** start **

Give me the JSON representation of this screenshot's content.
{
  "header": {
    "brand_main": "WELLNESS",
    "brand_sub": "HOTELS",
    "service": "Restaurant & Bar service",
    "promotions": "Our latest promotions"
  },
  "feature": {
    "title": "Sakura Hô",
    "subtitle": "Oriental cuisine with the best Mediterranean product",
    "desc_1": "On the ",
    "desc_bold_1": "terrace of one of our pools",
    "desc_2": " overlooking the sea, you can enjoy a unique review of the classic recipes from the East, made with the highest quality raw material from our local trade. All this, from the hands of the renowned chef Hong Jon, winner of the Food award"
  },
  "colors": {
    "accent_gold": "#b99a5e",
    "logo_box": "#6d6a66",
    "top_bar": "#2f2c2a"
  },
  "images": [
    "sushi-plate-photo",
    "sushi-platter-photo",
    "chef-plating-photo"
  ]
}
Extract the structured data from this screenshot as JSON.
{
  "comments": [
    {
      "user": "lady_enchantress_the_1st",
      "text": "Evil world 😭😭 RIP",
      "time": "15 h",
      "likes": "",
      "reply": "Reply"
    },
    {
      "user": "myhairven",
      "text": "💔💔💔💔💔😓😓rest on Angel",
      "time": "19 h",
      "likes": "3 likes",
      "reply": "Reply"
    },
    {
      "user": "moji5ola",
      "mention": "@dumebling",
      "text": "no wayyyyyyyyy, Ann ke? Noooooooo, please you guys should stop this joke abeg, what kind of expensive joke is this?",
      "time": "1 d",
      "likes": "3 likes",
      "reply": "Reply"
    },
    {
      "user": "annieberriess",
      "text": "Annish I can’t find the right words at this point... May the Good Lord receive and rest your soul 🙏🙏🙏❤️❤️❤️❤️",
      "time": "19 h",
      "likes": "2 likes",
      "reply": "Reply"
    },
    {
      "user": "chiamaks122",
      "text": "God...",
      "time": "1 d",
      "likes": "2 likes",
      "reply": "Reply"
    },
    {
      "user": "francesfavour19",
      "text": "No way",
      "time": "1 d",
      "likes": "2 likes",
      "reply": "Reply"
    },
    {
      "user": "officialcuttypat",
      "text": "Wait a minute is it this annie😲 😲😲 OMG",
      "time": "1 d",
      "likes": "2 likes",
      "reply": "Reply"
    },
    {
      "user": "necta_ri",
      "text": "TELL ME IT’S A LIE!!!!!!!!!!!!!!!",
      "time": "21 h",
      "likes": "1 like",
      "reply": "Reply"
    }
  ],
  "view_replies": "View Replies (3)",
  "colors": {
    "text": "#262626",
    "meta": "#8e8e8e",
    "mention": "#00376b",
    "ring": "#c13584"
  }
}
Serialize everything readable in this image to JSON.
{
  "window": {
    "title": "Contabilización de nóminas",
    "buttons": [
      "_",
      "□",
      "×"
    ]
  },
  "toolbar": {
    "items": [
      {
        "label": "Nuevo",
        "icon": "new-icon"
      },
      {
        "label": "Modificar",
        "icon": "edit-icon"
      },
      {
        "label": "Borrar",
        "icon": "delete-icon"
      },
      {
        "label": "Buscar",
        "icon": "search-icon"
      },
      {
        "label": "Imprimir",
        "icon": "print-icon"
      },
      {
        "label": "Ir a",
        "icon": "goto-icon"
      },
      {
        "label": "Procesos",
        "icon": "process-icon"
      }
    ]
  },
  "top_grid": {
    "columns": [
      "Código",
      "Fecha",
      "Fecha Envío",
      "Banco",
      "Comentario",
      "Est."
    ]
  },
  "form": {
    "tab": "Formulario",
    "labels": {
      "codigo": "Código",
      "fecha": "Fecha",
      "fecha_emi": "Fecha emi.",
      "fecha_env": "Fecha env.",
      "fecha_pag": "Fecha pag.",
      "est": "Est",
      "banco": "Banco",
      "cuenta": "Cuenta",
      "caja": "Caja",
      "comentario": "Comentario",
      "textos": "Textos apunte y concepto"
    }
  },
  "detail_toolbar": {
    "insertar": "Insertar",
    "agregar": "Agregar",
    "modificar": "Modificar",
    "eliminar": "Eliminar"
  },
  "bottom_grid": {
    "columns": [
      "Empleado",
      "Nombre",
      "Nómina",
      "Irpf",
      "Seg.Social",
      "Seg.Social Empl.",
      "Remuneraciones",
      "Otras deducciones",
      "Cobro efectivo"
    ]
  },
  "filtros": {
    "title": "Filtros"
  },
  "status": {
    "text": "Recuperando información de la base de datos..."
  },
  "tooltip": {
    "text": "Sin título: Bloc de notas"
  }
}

** end **

◆ **Requirement**
Give only the number of lines in the material above that hold the word "screenshot".

◆ **Answer to this exercise**
2